**What is expected**
Transcribe every line of the records below without any change, and omit the pictures from your copy.

**Working data**
┌────────

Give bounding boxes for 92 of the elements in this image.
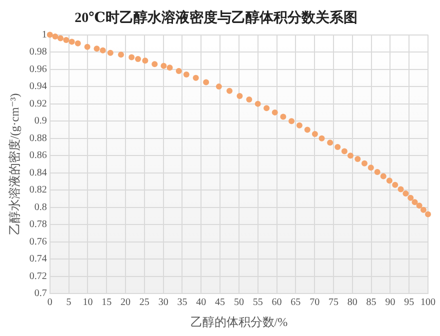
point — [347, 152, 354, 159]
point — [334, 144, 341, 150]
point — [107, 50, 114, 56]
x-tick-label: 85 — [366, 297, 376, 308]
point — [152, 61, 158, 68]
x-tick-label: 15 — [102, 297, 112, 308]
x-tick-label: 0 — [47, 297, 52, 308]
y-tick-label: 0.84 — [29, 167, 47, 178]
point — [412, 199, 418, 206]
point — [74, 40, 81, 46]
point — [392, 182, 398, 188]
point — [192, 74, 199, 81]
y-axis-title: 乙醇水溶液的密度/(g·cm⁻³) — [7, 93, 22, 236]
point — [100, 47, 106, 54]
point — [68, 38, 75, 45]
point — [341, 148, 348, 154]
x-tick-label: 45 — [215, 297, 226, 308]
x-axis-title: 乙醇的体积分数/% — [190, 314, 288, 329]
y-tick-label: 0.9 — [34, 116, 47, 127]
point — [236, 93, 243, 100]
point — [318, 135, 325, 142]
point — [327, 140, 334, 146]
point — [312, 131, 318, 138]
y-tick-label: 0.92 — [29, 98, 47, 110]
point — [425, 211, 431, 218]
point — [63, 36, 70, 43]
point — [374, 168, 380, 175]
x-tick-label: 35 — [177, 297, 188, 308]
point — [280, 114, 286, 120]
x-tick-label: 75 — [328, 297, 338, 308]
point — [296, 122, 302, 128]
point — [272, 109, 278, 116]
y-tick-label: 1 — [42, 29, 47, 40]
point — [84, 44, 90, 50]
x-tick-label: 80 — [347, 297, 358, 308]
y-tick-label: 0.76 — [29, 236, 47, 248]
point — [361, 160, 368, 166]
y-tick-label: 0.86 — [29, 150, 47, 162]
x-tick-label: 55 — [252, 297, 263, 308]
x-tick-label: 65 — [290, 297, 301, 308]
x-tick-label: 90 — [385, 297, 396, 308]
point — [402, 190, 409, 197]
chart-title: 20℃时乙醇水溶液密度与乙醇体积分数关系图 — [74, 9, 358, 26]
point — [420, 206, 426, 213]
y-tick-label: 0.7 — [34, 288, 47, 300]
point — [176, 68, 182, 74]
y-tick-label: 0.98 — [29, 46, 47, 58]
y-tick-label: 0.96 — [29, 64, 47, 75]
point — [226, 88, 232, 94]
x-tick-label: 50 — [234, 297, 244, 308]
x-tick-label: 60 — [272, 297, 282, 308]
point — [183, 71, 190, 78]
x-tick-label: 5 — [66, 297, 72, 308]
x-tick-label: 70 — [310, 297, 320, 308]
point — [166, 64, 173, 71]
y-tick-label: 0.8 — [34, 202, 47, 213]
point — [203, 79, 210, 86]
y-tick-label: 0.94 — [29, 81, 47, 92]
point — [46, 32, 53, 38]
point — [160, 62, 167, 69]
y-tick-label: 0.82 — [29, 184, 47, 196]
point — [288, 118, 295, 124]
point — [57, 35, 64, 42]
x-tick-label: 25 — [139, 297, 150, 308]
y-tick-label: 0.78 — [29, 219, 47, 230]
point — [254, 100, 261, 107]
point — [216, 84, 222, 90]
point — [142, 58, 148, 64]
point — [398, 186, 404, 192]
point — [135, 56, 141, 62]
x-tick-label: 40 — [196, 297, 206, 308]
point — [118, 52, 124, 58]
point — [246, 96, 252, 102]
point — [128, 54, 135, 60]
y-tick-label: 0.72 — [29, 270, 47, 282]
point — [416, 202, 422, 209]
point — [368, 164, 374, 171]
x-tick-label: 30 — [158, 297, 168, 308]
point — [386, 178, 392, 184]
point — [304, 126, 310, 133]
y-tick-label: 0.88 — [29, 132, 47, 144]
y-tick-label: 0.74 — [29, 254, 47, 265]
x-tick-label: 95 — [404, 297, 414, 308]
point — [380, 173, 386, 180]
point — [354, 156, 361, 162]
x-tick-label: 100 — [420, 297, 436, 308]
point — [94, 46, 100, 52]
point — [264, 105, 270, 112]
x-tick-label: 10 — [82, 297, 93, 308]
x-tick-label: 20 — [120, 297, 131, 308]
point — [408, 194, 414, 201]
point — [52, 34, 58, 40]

└────────

**Solution for this problem**
Give bounding boxes for 92 of the elements in this image.
point — [347, 152, 354, 159]
point — [334, 144, 341, 150]
point — [107, 50, 114, 56]
x-tick-label: 85 — [366, 297, 376, 308]
point — [152, 61, 158, 68]
x-tick-label: 15 — [102, 297, 112, 308]
x-tick-label: 0 — [47, 297, 52, 308]
y-tick-label: 0.84 — [29, 167, 47, 178]
point — [412, 199, 418, 206]
point — [74, 40, 81, 46]
point — [392, 182, 398, 188]
point — [192, 74, 199, 81]
y-axis-title: 乙醇水溶液的密度/(g·cm⁻³) — [7, 93, 22, 236]
point — [100, 47, 106, 54]
point — [68, 38, 75, 45]
point — [341, 148, 348, 154]
x-tick-label: 45 — [215, 297, 226, 308]
x-axis-title: 乙醇的体积分数/% — [190, 314, 288, 329]
y-tick-label: 0.9 — [34, 116, 47, 127]
point — [236, 93, 243, 100]
point — [318, 135, 325, 142]
point — [327, 140, 334, 146]
point — [312, 131, 318, 138]
y-tick-label: 0.92 — [29, 98, 47, 110]
point — [425, 211, 431, 218]
point — [63, 36, 70, 43]
point — [374, 168, 380, 175]
x-tick-label: 35 — [177, 297, 188, 308]
point — [280, 114, 286, 120]
x-tick-label: 75 — [328, 297, 338, 308]
point — [296, 122, 302, 128]
point — [272, 109, 278, 116]
y-tick-label: 1 — [42, 29, 47, 40]
point — [84, 44, 90, 50]
x-tick-label: 80 — [347, 297, 358, 308]
y-tick-label: 0.76 — [29, 236, 47, 248]
point — [361, 160, 368, 166]
y-tick-label: 0.86 — [29, 150, 47, 162]
x-tick-label: 55 — [252, 297, 263, 308]
x-tick-label: 65 — [290, 297, 301, 308]
x-tick-label: 90 — [385, 297, 396, 308]
point — [402, 190, 409, 197]
chart-title: 20℃时乙醇水溶液密度与乙醇体积分数关系图 — [74, 9, 358, 26]
point — [420, 206, 426, 213]
y-tick-label: 0.7 — [34, 288, 47, 300]
point — [176, 68, 182, 74]
y-tick-label: 0.98 — [29, 46, 47, 58]
y-tick-label: 0.96 — [29, 64, 47, 75]
point — [226, 88, 232, 94]
x-tick-label: 50 — [234, 297, 244, 308]
x-tick-label: 60 — [272, 297, 282, 308]
point — [183, 71, 190, 78]
x-tick-label: 5 — [66, 297, 72, 308]
x-tick-label: 70 — [310, 297, 320, 308]
point — [166, 64, 173, 71]
y-tick-label: 0.8 — [34, 202, 47, 213]
point — [203, 79, 210, 86]
y-tick-label: 0.94 — [29, 81, 47, 92]
point — [46, 32, 53, 38]
point — [160, 62, 167, 69]
y-tick-label: 0.82 — [29, 184, 47, 196]
point — [288, 118, 295, 124]
point — [57, 35, 64, 42]
x-tick-label: 25 — [139, 297, 150, 308]
y-tick-label: 0.78 — [29, 219, 47, 230]
point — [254, 100, 261, 107]
point — [216, 84, 222, 90]
point — [142, 58, 148, 64]
point — [398, 186, 404, 192]
point — [135, 56, 141, 62]
x-tick-label: 40 — [196, 297, 206, 308]
point — [118, 52, 124, 58]
point — [246, 96, 252, 102]
point — [128, 54, 135, 60]
y-tick-label: 0.72 — [29, 270, 47, 282]
point — [416, 202, 422, 209]
point — [368, 164, 374, 171]
x-tick-label: 30 — [158, 297, 168, 308]
point — [386, 178, 392, 184]
point — [304, 126, 310, 133]
y-tick-label: 0.88 — [29, 132, 47, 144]
y-tick-label: 0.74 — [29, 254, 47, 265]
x-tick-label: 95 — [404, 297, 414, 308]
point — [380, 173, 386, 180]
point — [354, 156, 361, 162]
x-tick-label: 100 — [420, 297, 436, 308]
point — [94, 46, 100, 52]
point — [264, 105, 270, 112]
x-tick-label: 10 — [82, 297, 93, 308]
x-tick-label: 20 — [120, 297, 131, 308]
point — [408, 194, 414, 201]
point — [52, 34, 58, 40]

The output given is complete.